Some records
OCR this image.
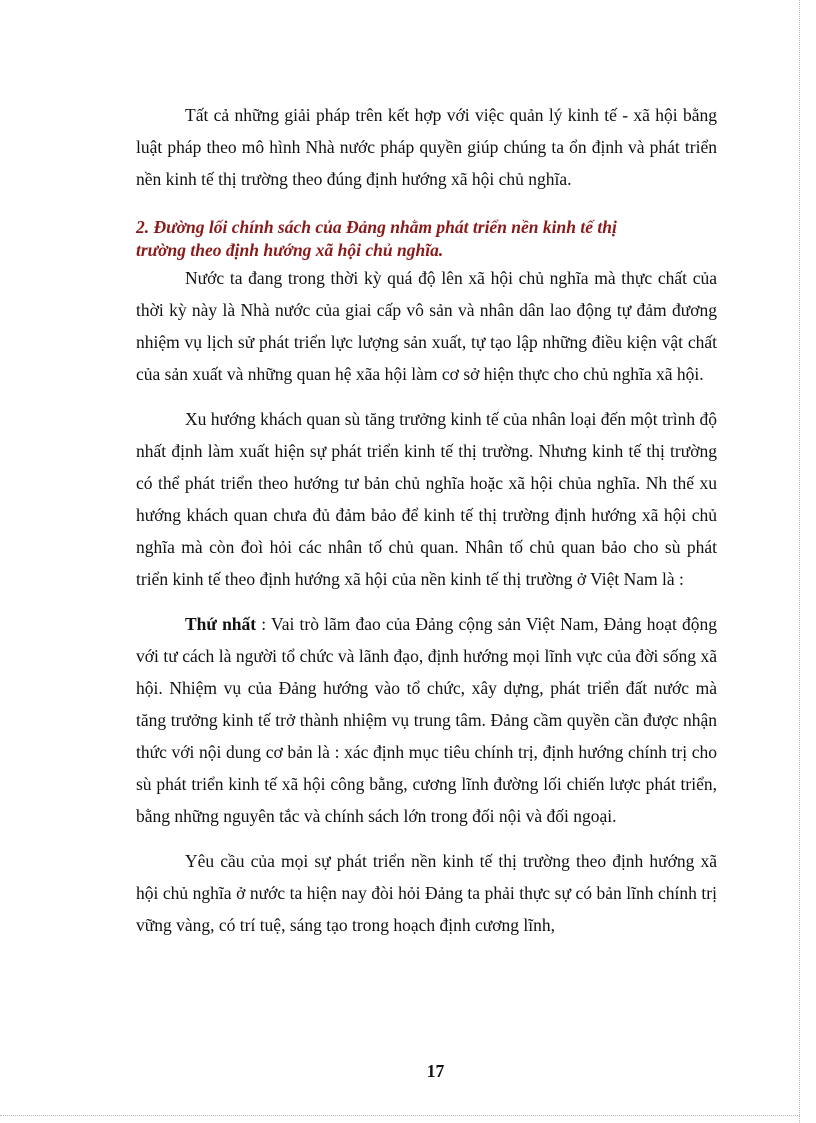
Tất cả những giải pháp trên kết hợp với việc quản lý kinh tế - xã hội bằng luật pháp theo mô hình Nhà nước pháp quyền giúp chúng ta ổn định và phát triển nền kinh tế thị trường theo đúng định hướng xã hội chủ nghĩa.

2. Đường lối chính sách của Đảng nhằm phát triển nền kinh tế thị
trường theo định hướng xã hội chủ nghĩa.

Nước ta đang trong thời kỳ quá độ lên xã hội chủ nghĩa mà thực chất của thời kỳ này là Nhà nước của giai cấp vô sản và nhân dân lao động tự đảm đương nhiệm vụ lịch sử phát triển lực lượng sản xuất, tự tạo lập những điều kiện vật chất của sản xuất và những quan hệ xãa hội làm cơ sở hiện thực cho chủ nghĩa xã hội.

Xu hướng khách quan sù tăng trưởng kinh tế của nhân loại đến một trình độ nhất định làm xuất hiện sự phát triển kinh tế thị trường. Nhưng kinh tế thị trường có thể phát triển theo hướng tư bản chủ nghĩa hoặc xã hội chủa nghĩa. Nh thế xu hướng khách quan chưa đủ đảm bảo để kinh tế thị trường định hướng xã hội chủ nghĩa mà còn đoì hỏi các nhân tố chủ quan. Nhân tố chủ quan bảo cho sù phát triển kinh tế theo định hướng xã hội của nền kinh tế thị trường ở Việt Nam là :

Thứ nhất : Vai trò lãm đao của Đảng cộng sản Việt Nam, Đảng hoạt động với tư cách là người tổ chức và lãnh đạo, định hướng mọi lĩnh vực của đời sống xã hội. Nhiệm vụ của Đảng hướng vào tổ chức, xây dựng, phát triển đất nước mà tăng trưởng kinh tế trở thành nhiệm vụ trung tâm. Đảng cầm quyền cần được nhận thức với nội dung cơ bản là : xác định mục tiêu chính trị, định hướng chính trị cho sù phát triển kinh tế xã hội công bằng, cương lĩnh đường lối chiến lược phát triển, bằng những nguyên tắc và chính sách lớn trong đối nội và đối ngoại.

Yêu cầu của mọi sự phát triển nền kinh tế thị trường theo định hướng xã hội chủ nghĩa ở nước ta hiện nay đòi hỏi Đảng ta phải thực sự có bản lĩnh chính trị vững vàng, có trí tuệ, sáng tạo trong hoạch định cương lĩnh,

17
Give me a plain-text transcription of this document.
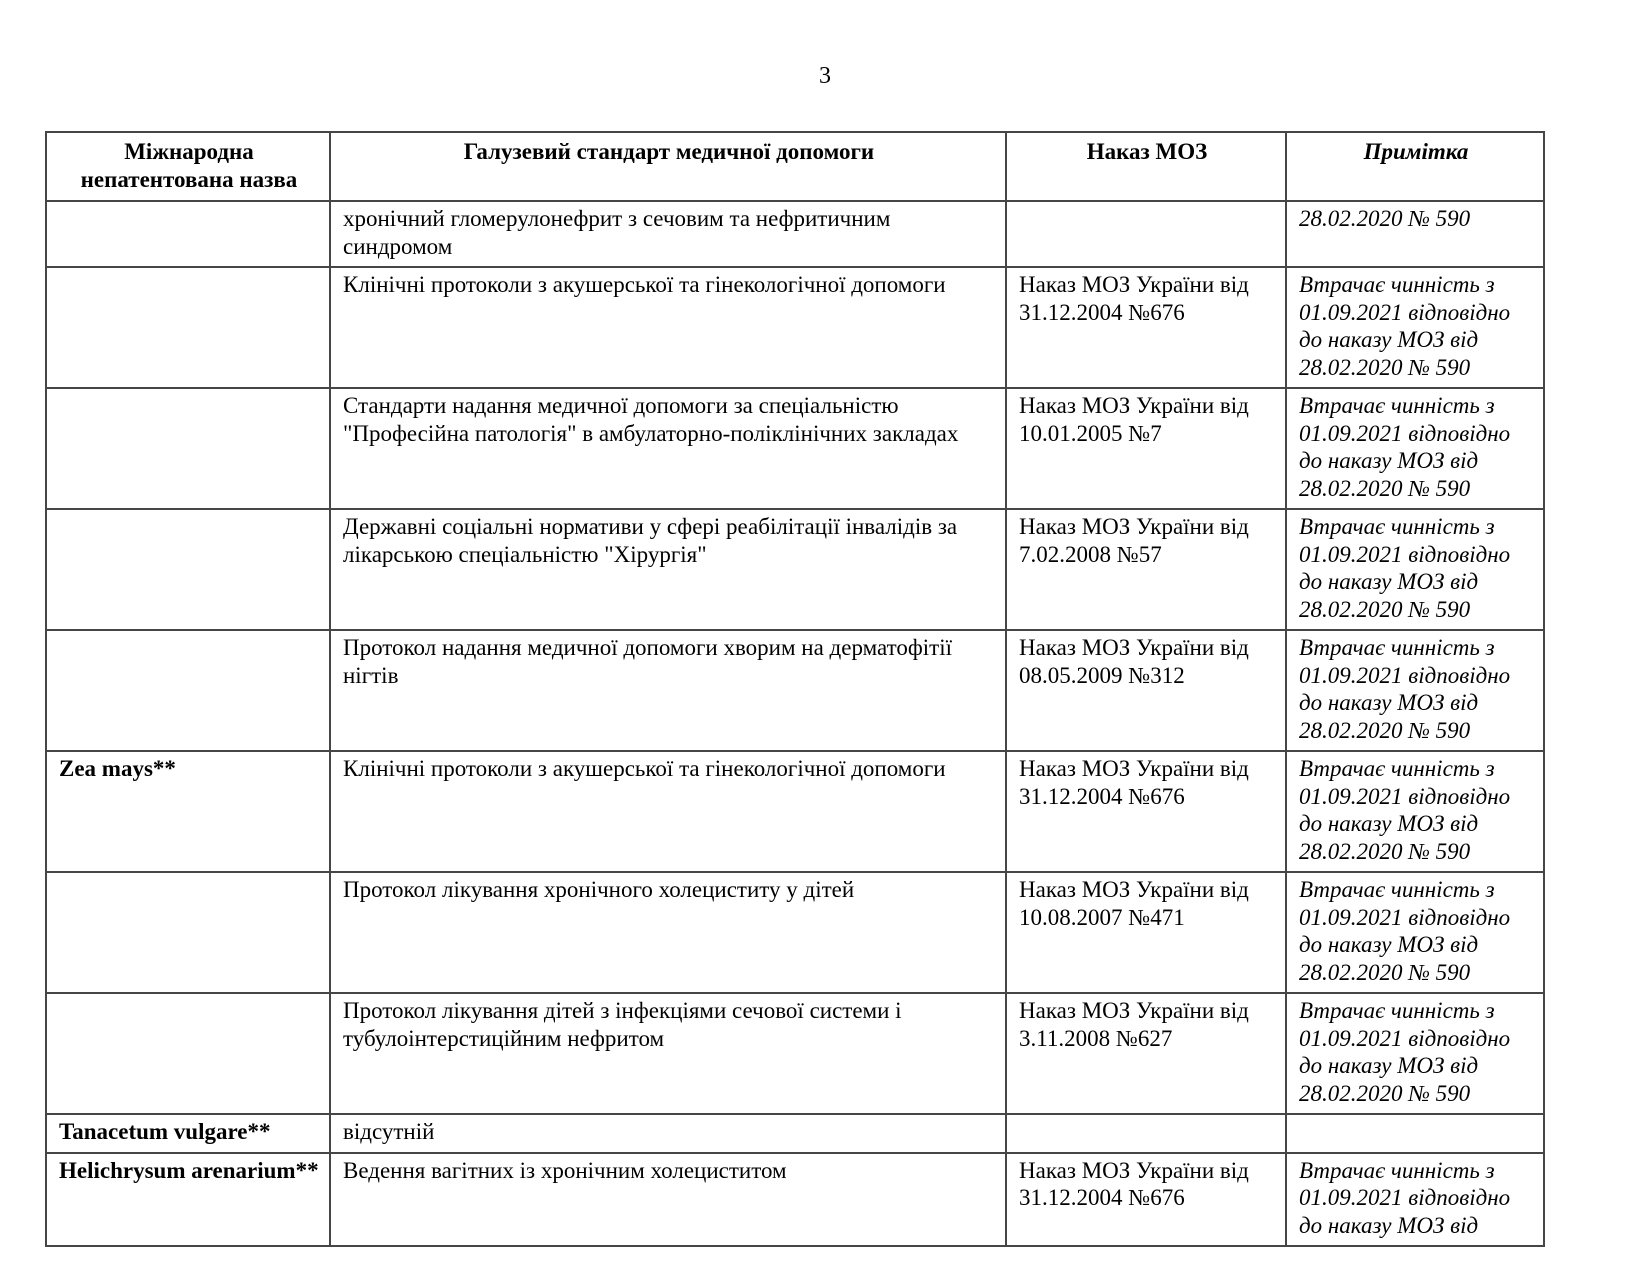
3
Міжнародна непатентована назва	Галузевий стандарт медичної допомоги	Наказ МОЗ	Примітка
	хронічний гломерулонефрит з сечовим та нефритичним синдромом		28.02.2020 № 590
	Клінічні протоколи з акушерської та гінекологічної допомоги	Наказ МОЗ України від 31.12.2004 №676	Втрачає чинність з 01.09.2021 відповідно до наказу МОЗ від 28.02.2020 № 590
	Стандарти надання медичної допомоги за спеціальністю "Професійна патологія" в амбулаторно-поліклінічних закладах	Наказ МОЗ України від 10.01.2005 №7	Втрачає чинність з 01.09.2021 відповідно до наказу МОЗ від 28.02.2020 № 590
	Державні соціальні нормативи у сфері реабілітації інвалідів за лікарською спеціальністю "Хірургія"	Наказ МОЗ України від 7.02.2008 №57	Втрачає чинність з 01.09.2021 відповідно до наказу МОЗ від 28.02.2020 № 590
	Протокол надання медичної допомоги хворим на дерматофітії нігтів	Наказ МОЗ України від 08.05.2009 №312	Втрачає чинність з 01.09.2021 відповідно до наказу МОЗ від 28.02.2020 № 590
Zea mays**	Клінічні протоколи з акушерської та гінекологічної допомоги	Наказ МОЗ України від 31.12.2004 №676	Втрачає чинність з 01.09.2021 відповідно до наказу МОЗ від 28.02.2020 № 590
	Протокол лікування хронічного холециститу у дітей	Наказ МОЗ України від 10.08.2007 №471	Втрачає чинність з 01.09.2021 відповідно до наказу МОЗ від 28.02.2020 № 590
	Протокол лікування дітей з інфекціями сечової системи і тубулоінтерстиційним нефритом	Наказ МОЗ України від 3.11.2008 №627	Втрачає чинність з 01.09.2021 відповідно до наказу МОЗ від 28.02.2020 № 590
Tanacetum vulgare**	відсутній		
Helichrysum arenarium**	Ведення вагітних із хронічним холециститом	Наказ МОЗ України від 31.12.2004 №676	Втрачає чинність з 01.09.2021 відповідно до наказу МОЗ від
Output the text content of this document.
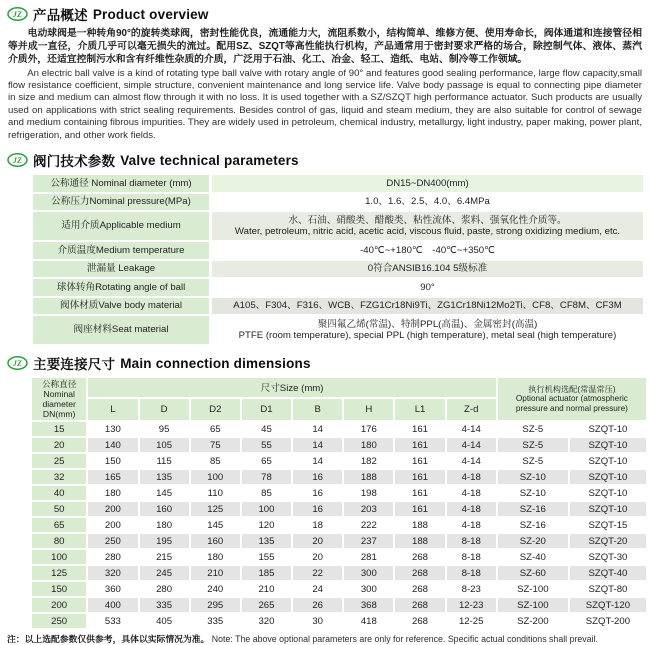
JZ 产品概述 Product overview

电动球阀是一种转角90°的旋转类球阀，密封性能优良，流通能力大，流阻系数小，结构简单、维修方便、使用寿命长，阀体通道和连接管径相等并成一直径，介质几乎可以毫无损失的流过。配用SZ、SZQT等高性能执行机构，产品通常用于密封要求严格的场合，除控制气体、液体、蒸汽介质外，还适宜控制污水和含有纤维性杂质的介质，广泛用于石油、化工、冶金、轻工、造纸、电站、制冷等工作领域。

An electric ball valve is a kind of rotating type ball valve with rotary angle of 90° and features good sealing performance, large flow capacity,small flow resistance coefficient, simple structure, convenient maintenance and long service life. Valve body passage is equal to connecting pipe diameter in size and medium can almost flow through it with no loss. It is used together with a SZ/SZQT high performance actuator. Such products are usually used on applications with strict sealing requirements. Besides control of gas, liquid and steam medium, they are also suitable for control of sewage and medium containing fibrous impurities. They are widely used in petroleum, chemical industry, metallurgy, light industry, paper making, power plant, refrigeration, and other work fields.

JZ 阀门技术参数 Valve technical parameters
公称通径 Nominal diameter (mm)	DN15~DN400(mm)

公称压力Nominal pressure(MPa)	1.0、1.6、2.5、4.0、6.4MPa

适用介质Applicable medium	水、石油、硝酸类、醋酸类、粘性流体、浆料、强氧化性介质等。
Water, petroleum, nitric acid, acetic acid, viscous fluid, paste, strong oxidizing medium, etc.

介质温度Medium temperature	-40℃~+180℃　-40℃~+350℃

泄漏量 Leakage	0符合ANSIB16.104 5级标准

球体转角Rotating angle of ball	90°

阀体材质Valve body material	A105、F304、F316、WCB、FZG1Cr18Ni9Ti、ZG1Cr18Ni12Mo2Ti、CF8、CF8M、CF3M

阀座材料Seat material	聚四氟乙烯(常温)、特制PPL(高温)、金属密封(高温)
PTFE (room temperature), special PPL (high temperature), metal seal (high temperature)
JZ 主要连接尺寸 Main connection dimensions
公称直径
Nominal diameter
DN(mm)	尺寸Size (mm)								执行机构选配(常温常压)
Optional actuator (atmospheric
pressure and normal pressure)	
	L	D	D2	D1	B	H	L1	Z-d		
15	130	95	65	45	14	176	161	4-14	SZ-5	SZQT-10
20	140	105	75	55	14	180	161	4-14	SZ-5	SZQT-10
25	150	115	85	65	14	182	161	4-14	SZ-5	SZQT-10
32	165	135	100	78	16	188	161	4-18	SZ-10	SZQT-10
40	180	145	110	85	16	198	161	4-18	SZ-10	SZQT-10
50	200	160	125	100	16	203	161	4-18	SZ-16	SZQT-10
65	200	180	145	120	18	222	188	4-18	SZ-16	SZQT-15
80	250	195	160	135	20	237	188	8-18	SZ-20	SZQT-20
100	280	215	180	155	20	281	268	8-18	SZ-40	SZQT-30
125	320	245	210	185	22	300	268	8-18	SZ-60	SZQT-40
150	360	280	240	210	24	300	268	8-23	SZ-100	SZQT-80
200	400	335	295	265	26	368	268	12-23	SZ-100	SZQT-120
250	533	405	335	320	30	418	268	12-25	SZ-200	SZQT-200
注：以上选配参数仅供参考，具体以实际情况为准。 Note: The above optional parameters are only for reference. Specific actual conditions shall prevail.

What you have to do: Going through the lines above one by one, tally those with the word "протоколи" and give only the total.

Correct output: 2